Figure collection entries
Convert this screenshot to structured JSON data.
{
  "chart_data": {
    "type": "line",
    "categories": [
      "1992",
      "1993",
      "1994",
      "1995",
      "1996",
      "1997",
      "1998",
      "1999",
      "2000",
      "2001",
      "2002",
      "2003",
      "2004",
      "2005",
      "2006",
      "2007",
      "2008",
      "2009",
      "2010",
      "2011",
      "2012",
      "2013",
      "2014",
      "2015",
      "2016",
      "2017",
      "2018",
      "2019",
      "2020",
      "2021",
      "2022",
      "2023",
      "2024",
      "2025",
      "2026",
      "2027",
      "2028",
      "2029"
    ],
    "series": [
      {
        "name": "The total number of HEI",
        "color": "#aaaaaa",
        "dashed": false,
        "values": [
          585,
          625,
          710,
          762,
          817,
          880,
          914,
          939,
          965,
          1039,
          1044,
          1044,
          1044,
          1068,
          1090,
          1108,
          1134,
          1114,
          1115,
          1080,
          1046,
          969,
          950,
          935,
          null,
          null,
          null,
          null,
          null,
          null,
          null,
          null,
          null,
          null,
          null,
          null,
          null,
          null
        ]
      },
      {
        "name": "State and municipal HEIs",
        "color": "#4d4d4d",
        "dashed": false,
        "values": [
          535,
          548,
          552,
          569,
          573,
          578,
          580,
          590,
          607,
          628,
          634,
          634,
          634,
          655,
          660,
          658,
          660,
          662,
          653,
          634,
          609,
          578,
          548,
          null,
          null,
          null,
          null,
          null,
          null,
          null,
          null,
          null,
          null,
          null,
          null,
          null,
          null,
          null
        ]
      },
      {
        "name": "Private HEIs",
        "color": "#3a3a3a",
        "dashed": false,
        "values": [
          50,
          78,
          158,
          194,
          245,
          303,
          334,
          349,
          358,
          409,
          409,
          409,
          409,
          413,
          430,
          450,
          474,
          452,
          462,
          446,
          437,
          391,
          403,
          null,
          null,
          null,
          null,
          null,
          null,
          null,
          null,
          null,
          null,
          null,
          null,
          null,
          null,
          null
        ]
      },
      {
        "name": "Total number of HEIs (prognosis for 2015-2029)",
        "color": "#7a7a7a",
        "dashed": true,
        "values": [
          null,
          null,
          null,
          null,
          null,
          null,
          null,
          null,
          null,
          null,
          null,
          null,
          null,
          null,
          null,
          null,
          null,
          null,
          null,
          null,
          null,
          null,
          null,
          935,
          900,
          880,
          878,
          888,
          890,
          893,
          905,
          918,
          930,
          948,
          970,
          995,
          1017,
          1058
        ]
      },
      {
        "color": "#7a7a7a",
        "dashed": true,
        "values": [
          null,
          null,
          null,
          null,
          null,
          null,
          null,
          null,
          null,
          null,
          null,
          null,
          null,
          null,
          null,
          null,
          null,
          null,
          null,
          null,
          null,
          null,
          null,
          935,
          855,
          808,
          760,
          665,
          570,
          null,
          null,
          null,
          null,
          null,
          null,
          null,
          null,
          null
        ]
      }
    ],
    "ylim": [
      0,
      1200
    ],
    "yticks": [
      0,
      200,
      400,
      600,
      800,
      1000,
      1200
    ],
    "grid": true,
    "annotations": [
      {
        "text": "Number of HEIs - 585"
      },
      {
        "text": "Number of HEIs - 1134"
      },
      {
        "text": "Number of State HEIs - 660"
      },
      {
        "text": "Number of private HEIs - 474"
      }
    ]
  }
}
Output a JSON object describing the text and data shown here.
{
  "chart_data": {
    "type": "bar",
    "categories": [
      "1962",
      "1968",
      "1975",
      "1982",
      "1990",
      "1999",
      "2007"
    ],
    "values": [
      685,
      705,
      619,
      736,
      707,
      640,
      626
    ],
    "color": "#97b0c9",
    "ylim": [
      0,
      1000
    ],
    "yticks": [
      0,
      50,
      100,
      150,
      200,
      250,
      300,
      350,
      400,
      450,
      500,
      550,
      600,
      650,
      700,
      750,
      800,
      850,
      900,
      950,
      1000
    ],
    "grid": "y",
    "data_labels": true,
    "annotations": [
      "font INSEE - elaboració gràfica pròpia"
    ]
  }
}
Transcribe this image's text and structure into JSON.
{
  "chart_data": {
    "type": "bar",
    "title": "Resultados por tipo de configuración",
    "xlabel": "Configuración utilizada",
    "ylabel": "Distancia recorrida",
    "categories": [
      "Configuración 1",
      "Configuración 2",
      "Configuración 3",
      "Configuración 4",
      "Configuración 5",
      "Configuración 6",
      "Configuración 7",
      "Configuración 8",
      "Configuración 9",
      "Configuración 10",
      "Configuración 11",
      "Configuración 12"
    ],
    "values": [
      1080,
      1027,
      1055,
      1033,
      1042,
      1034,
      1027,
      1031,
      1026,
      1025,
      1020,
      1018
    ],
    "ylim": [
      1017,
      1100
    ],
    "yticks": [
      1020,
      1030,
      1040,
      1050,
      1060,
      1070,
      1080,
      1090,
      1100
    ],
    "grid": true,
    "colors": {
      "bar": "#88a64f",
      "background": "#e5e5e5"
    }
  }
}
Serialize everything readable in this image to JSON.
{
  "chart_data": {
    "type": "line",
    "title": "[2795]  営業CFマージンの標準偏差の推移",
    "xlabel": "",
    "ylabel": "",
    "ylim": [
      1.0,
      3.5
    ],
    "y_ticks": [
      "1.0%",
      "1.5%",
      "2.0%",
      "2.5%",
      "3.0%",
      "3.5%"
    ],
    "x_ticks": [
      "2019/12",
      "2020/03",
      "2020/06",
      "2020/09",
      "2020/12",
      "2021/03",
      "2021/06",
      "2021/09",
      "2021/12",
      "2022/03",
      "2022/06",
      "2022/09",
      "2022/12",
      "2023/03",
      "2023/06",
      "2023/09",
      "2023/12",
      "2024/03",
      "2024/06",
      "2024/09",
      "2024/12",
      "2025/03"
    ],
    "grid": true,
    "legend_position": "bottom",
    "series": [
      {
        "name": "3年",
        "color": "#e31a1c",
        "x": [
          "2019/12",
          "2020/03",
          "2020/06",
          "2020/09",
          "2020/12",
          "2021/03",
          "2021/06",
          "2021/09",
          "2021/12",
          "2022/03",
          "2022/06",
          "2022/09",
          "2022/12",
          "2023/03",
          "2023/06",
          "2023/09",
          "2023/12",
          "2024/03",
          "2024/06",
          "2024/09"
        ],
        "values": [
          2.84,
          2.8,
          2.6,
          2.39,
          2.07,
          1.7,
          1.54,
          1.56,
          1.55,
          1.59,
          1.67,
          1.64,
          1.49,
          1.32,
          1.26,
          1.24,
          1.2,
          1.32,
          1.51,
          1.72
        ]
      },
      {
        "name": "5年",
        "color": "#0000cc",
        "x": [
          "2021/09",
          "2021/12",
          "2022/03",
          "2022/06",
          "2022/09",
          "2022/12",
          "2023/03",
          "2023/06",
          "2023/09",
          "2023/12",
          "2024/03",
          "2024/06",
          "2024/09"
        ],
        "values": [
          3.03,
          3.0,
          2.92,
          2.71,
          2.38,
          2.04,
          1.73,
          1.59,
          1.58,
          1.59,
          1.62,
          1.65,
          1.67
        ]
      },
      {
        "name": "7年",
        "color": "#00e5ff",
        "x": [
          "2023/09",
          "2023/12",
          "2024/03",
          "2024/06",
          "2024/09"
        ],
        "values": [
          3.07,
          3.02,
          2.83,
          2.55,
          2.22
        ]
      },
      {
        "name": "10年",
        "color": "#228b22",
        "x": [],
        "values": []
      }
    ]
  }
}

Job: Using the listing above, pull out all lines that hold the word "State".

The solution:
        "name": "State and municipal HEIs",
        "text": "Number of State HEIs - 660"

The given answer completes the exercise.